The World Athletics Relays, known as the IAAF World Relays until 2019, is an international biennial track and field sporting event held by World Athletics where teams from around the world compete in relay races, some of which are not part of the standard Olympic programme. The first three editions were set to take place in Nassau, Bahamas at the Thomas Robinson Stadium in 2014, 2015 and 2017. Originally intended as an annual event, it was later decided to happen every odd year, the same as the World Athletics Championships for which it serves as a qualification stage.

The competition format for the first edition included the 4 × 100 metres relay, the 4 × 200 metres relay, the 4 × 400 metres relay, the 4 × 800 metres relay and the 4 × 1500 metres relay. The first edition had a $1.4 million prize fund.

From the second edition, the 4 × 1500 metres relay was replaced by the distance medley relay. However, this was short-lived and was itself replaced by a mixed-gender 4 × 400 metres relay for the third edition. In 2019 the 2 × 2 × 400 m relay and the shuttle hurdles relay were added to the mixed-gender category.

## Instructions to follow
Rewrite the passage on the World Athletics Relays between "The competition format" and "the mixed-gender category.", inclusive, using "sprint medley relay" in place of "distance medley relay".

## Items listed in a dataset
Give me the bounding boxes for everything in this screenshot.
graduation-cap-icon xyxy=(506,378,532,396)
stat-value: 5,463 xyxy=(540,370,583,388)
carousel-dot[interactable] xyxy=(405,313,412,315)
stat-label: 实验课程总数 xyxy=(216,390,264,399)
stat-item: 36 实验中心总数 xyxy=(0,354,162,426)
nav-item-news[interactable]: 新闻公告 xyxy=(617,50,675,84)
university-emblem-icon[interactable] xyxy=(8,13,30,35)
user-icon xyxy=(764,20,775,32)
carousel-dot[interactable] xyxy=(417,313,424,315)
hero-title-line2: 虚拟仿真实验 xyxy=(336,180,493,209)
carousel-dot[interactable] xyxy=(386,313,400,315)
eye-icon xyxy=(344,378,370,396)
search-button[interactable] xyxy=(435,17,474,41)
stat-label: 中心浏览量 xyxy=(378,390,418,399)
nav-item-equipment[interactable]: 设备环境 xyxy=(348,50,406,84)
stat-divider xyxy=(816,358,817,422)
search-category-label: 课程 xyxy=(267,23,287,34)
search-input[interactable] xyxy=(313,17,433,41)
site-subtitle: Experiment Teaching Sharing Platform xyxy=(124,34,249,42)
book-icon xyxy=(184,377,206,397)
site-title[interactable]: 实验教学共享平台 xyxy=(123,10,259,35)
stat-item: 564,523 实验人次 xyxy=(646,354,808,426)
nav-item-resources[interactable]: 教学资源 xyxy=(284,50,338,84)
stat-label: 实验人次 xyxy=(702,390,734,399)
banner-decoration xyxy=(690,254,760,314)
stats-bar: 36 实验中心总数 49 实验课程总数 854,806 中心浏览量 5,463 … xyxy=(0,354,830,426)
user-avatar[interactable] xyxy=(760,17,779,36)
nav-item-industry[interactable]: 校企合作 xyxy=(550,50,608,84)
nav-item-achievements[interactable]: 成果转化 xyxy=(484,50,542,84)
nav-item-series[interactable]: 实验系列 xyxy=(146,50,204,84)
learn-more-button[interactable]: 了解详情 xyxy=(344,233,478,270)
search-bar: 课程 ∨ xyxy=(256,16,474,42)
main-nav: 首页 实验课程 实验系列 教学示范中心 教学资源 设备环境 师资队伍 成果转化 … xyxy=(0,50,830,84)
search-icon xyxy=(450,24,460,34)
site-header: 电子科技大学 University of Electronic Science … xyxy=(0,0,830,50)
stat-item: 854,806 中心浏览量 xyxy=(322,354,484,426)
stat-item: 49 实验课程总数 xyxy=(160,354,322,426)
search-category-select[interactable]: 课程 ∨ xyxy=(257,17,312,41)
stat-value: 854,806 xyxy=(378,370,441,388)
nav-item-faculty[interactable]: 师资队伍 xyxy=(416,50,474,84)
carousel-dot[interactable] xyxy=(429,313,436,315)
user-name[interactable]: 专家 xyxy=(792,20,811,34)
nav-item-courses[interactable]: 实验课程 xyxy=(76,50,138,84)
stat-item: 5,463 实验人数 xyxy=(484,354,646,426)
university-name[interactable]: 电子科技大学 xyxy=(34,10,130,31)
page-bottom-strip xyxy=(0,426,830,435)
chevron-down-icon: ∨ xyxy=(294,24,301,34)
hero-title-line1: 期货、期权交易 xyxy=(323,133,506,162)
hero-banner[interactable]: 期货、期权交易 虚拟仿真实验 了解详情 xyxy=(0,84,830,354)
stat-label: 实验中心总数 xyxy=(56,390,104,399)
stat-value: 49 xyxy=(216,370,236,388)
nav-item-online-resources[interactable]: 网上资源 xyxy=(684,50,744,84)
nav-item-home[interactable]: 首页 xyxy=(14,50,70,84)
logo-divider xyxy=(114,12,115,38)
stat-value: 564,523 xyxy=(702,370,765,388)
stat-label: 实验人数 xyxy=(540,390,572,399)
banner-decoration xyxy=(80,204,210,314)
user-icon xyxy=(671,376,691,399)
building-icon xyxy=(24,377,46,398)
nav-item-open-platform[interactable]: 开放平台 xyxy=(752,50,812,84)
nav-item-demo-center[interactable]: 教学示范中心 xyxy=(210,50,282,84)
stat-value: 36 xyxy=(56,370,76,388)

## Solution for this exercise
The competition format for the first edition included the 4 × 100 metres relay, the 4 × 200 metres relay, the 4 × 400 metres relay, the 4 × 800 metres relay and the 4 × 1500 metres relay. The first edition had a $1.4 million prize fund.

From the second edition, the 4 × 1500 metres relay was replaced by the sprint medley relay. However, this was short-lived and was itself replaced by a mixed-gender 4 × 400 metres relay for the third edition. In 2019 the 2 × 2 × 400 m relay and the shuttle hurdles relay were added to the mixed-gender category.